[EXERCISE DETAILS] Repeat the item lines exactly, starting at the line that contains "color-swatch xyxy=(268,490,284,506)" and ending at the line that contains "legend-footer: Température 850hPa", including both.
::: INPUT FOR THIS TASK :::
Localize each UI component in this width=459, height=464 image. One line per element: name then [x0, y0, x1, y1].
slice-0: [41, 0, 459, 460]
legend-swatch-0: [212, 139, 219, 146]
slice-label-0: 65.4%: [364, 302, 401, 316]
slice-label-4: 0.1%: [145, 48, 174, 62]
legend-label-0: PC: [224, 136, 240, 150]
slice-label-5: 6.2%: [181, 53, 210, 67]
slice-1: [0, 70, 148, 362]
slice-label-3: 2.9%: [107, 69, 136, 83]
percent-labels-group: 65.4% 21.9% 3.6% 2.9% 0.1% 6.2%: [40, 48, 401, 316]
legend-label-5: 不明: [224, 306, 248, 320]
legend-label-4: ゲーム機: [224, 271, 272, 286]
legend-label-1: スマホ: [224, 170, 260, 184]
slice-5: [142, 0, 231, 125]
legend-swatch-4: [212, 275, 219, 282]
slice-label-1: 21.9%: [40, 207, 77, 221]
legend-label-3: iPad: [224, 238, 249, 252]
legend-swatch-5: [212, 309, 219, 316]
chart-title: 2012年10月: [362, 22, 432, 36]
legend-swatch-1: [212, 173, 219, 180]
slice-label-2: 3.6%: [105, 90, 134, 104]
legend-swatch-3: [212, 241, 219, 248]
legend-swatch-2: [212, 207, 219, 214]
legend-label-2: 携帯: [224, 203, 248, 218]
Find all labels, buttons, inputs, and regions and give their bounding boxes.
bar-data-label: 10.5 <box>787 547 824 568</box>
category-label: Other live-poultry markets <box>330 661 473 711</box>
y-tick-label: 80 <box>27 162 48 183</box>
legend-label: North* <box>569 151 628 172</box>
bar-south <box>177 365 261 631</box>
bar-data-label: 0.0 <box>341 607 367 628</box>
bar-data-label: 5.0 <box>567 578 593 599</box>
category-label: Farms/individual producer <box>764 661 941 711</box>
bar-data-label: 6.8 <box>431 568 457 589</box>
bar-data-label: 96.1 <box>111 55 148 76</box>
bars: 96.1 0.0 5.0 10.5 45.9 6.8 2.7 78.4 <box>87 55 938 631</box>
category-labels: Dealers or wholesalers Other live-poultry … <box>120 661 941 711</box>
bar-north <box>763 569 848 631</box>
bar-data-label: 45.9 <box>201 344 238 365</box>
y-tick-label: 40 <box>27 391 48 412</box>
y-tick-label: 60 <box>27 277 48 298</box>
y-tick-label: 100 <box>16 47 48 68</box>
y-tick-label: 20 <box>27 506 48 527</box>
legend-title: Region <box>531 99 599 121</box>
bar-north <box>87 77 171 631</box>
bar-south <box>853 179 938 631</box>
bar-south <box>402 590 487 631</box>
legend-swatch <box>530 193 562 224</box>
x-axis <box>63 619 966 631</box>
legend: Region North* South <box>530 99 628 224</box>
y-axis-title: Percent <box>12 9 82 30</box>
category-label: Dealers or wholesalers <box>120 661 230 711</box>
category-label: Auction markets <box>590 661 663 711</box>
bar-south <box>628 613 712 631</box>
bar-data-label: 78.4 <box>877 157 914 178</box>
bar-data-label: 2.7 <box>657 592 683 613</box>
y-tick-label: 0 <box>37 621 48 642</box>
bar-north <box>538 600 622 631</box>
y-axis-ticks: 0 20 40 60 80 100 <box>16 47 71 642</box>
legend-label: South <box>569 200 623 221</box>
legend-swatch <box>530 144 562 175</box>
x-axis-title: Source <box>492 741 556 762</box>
:::
::: INPUT FOR THIS TASK :::
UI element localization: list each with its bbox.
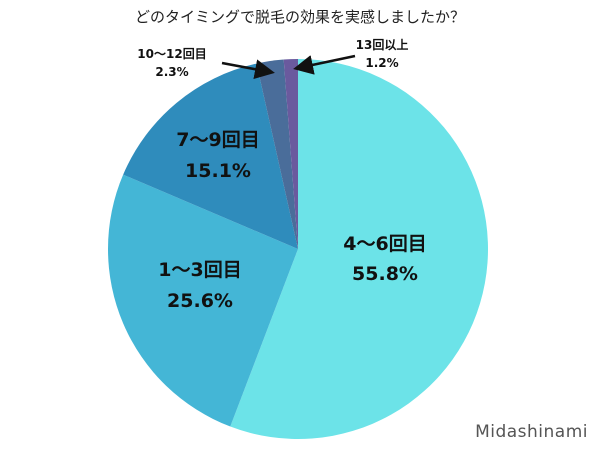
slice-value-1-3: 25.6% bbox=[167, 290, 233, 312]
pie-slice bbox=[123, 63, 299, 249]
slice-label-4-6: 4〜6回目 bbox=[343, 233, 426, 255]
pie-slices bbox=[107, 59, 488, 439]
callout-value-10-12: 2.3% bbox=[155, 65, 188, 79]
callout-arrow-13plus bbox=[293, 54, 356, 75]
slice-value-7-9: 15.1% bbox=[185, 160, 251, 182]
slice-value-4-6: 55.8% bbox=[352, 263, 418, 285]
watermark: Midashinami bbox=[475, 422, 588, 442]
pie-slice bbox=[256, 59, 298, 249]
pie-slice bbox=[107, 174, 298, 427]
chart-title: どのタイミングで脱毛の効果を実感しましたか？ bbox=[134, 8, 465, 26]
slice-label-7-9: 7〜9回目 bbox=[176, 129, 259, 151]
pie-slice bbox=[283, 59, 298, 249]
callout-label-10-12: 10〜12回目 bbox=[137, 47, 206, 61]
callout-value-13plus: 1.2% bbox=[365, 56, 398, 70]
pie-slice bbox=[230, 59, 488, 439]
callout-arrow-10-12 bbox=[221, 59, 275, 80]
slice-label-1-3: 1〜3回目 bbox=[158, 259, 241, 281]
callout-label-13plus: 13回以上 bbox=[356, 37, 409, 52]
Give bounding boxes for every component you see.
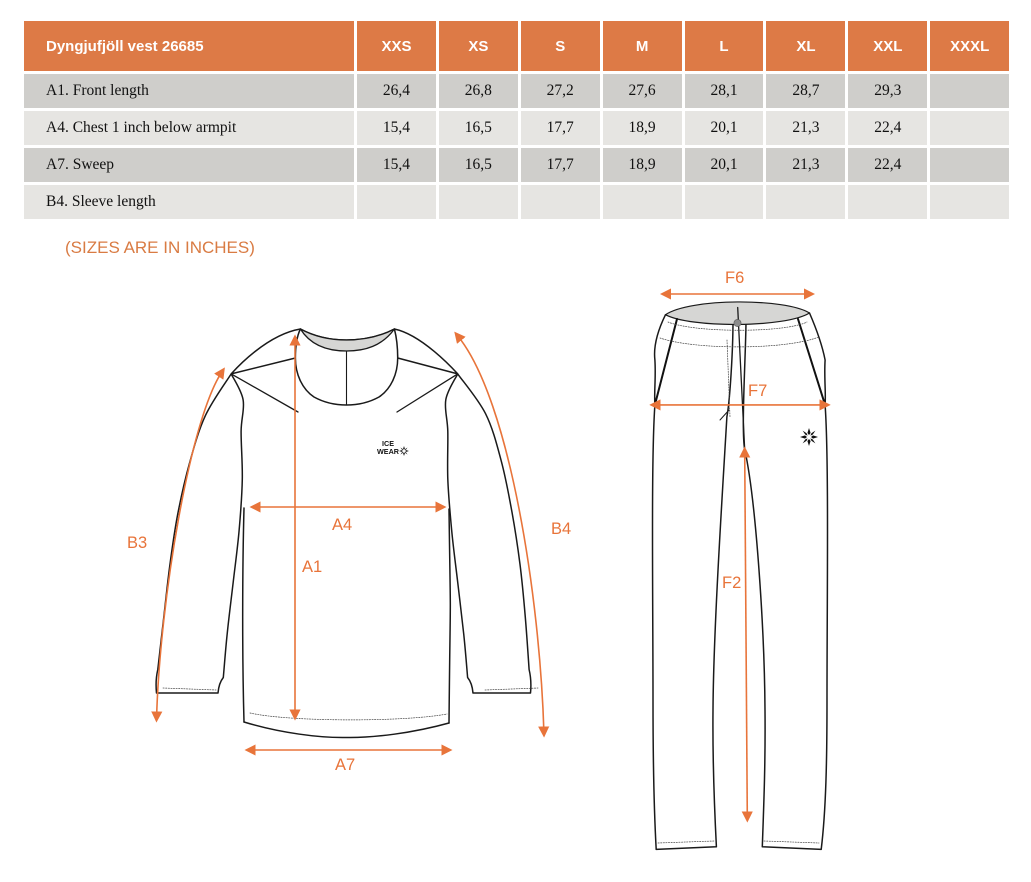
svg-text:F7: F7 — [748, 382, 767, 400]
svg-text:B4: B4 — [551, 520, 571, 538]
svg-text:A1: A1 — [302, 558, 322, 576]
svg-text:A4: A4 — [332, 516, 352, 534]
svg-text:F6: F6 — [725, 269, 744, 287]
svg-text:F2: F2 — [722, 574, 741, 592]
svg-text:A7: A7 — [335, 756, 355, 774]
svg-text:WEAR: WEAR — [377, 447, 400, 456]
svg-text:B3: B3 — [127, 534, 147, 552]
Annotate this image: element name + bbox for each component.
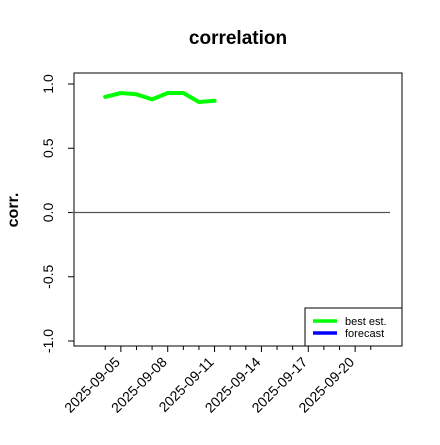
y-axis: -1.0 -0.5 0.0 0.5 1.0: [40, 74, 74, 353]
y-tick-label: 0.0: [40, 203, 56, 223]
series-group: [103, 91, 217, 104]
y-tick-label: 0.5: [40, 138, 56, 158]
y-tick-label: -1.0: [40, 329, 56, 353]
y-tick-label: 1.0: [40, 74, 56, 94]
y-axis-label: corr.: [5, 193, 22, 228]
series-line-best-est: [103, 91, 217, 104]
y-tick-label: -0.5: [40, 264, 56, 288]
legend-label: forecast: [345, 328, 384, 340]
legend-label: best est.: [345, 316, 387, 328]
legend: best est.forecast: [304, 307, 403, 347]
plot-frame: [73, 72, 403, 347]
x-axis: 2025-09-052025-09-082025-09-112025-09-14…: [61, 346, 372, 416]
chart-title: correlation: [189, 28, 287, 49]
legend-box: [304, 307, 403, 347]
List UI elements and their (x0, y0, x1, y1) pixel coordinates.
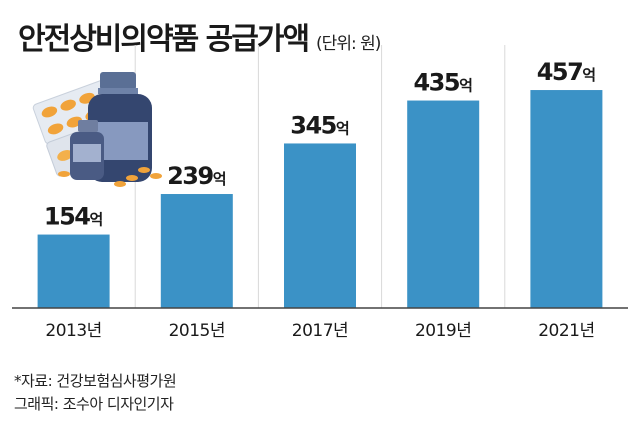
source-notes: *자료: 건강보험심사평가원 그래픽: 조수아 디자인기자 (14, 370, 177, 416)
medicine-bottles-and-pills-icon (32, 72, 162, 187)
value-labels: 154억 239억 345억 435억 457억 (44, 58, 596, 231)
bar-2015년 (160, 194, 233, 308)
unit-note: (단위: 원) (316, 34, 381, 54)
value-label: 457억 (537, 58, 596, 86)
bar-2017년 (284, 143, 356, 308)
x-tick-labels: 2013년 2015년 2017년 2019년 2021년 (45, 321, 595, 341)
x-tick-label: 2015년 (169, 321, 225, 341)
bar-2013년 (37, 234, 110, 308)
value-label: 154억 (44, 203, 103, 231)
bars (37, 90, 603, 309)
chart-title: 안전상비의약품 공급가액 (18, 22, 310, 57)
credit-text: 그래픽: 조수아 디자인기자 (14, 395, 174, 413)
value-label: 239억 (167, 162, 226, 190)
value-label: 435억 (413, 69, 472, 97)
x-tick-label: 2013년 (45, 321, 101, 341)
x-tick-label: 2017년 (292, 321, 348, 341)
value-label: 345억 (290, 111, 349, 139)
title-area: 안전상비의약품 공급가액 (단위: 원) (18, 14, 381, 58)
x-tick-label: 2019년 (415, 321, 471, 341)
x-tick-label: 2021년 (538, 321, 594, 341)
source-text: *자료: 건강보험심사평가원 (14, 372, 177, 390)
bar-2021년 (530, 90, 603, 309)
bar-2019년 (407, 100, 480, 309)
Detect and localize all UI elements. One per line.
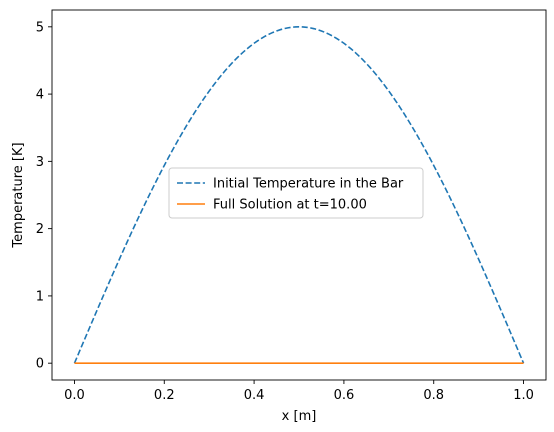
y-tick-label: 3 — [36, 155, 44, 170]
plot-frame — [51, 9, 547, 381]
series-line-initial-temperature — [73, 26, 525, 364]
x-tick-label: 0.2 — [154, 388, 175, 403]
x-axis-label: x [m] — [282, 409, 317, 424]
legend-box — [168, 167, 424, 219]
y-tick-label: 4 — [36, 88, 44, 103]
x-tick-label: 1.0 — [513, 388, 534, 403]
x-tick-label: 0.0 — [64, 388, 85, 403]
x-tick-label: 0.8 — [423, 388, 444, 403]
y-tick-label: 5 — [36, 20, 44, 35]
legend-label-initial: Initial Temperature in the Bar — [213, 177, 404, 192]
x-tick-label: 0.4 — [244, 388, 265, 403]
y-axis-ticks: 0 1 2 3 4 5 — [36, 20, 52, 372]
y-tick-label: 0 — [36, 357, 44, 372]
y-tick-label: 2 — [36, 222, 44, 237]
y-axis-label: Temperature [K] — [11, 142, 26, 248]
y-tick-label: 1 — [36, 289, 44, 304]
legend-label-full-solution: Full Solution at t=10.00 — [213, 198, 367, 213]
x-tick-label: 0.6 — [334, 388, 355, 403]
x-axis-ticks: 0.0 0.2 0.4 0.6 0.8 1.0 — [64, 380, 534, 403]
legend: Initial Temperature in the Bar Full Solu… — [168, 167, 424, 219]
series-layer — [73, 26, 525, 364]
:::
::: INPUT FOR THIS TASK :::
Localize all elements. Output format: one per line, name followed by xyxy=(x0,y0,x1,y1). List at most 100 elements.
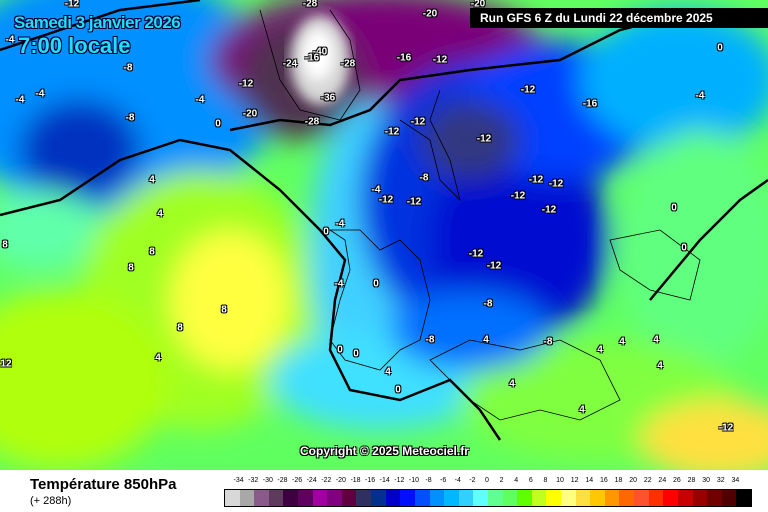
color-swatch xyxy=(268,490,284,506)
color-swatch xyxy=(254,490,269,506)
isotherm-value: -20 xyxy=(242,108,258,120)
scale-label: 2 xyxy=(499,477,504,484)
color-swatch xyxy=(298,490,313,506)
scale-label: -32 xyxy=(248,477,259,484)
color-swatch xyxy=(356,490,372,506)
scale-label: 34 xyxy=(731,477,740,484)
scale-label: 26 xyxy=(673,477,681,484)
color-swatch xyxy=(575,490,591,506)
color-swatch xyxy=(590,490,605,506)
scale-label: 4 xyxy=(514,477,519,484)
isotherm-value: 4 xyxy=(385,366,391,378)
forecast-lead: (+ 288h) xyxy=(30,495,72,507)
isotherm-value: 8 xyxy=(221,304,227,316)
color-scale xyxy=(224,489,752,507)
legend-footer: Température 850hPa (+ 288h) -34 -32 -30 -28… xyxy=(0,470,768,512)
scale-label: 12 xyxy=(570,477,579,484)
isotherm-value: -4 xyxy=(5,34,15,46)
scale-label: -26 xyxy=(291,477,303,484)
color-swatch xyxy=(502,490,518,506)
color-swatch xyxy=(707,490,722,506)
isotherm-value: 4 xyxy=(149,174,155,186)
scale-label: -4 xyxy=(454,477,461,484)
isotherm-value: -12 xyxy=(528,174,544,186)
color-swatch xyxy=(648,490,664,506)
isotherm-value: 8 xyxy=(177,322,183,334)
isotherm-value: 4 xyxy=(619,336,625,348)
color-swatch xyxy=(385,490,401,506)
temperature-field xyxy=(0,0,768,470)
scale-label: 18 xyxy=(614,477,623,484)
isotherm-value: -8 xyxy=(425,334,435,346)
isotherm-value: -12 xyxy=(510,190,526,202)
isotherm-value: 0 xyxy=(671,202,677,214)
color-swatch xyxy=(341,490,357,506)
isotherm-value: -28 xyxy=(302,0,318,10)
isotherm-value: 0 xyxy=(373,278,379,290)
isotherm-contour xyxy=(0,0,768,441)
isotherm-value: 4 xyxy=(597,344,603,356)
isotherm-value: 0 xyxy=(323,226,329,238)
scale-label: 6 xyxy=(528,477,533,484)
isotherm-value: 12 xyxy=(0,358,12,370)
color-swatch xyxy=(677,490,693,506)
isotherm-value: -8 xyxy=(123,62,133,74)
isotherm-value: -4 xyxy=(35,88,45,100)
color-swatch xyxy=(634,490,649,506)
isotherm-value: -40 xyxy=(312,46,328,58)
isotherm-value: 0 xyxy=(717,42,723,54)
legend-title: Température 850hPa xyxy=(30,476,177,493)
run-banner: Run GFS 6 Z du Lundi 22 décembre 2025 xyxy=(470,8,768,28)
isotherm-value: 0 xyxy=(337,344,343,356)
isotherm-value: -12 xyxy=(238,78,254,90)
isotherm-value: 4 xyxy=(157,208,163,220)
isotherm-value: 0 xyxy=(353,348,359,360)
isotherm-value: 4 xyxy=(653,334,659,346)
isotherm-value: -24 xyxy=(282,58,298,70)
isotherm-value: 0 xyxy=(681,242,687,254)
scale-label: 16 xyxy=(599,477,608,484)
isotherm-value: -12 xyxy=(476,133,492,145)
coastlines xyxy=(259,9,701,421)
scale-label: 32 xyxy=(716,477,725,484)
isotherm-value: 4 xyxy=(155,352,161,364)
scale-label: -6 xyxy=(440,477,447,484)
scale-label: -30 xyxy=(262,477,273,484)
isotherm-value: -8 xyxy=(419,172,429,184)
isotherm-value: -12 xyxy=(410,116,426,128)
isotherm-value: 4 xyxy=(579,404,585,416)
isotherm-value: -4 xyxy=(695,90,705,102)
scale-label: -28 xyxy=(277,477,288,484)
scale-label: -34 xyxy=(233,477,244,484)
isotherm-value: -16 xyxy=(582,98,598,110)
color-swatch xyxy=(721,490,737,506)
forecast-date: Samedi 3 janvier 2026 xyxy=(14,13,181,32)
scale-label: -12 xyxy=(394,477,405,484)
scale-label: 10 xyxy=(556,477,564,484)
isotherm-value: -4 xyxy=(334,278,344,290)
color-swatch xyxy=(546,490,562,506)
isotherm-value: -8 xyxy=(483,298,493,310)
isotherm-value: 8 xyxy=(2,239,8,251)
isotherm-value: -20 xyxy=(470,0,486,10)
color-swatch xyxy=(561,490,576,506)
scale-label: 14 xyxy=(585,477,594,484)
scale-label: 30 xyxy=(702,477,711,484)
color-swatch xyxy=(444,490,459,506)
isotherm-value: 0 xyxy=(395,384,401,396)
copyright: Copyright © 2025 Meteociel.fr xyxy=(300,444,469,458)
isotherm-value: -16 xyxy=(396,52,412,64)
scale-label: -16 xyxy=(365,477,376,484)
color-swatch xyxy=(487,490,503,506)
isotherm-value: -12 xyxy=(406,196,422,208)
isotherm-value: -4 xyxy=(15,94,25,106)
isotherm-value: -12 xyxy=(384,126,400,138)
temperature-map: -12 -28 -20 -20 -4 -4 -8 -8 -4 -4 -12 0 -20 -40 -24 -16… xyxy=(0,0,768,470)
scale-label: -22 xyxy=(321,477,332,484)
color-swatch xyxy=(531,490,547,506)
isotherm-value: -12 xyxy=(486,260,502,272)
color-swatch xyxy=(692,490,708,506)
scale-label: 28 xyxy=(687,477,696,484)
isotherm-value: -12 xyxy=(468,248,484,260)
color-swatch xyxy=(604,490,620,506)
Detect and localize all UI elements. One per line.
:::
[OUTPUT BELOW]
color-swatch xyxy=(268,490,284,506)
color-swatch xyxy=(254,490,269,506)
isotherm-value: -20 xyxy=(242,108,258,120)
scale-label: 2 xyxy=(499,477,504,484)
color-swatch xyxy=(298,490,313,506)
scale-label: -32 xyxy=(248,477,259,484)
color-swatch xyxy=(356,490,372,506)
scale-label: 34 xyxy=(731,477,740,484)
scale-label: 26 xyxy=(673,477,681,484)
color-swatch xyxy=(575,490,591,506)
color-swatch xyxy=(590,490,605,506)
scale-label: 4 xyxy=(514,477,519,484)
isotherm-value: 4 xyxy=(385,366,391,378)
forecast-lead: (+ 288h) xyxy=(30,495,72,507)
isotherm-value: 8 xyxy=(221,304,227,316)
color-scale xyxy=(224,489,752,507)
legend-footer: Température 850hPa (+ 288h) -34 -32 -30 -28… xyxy=(0,470,768,512)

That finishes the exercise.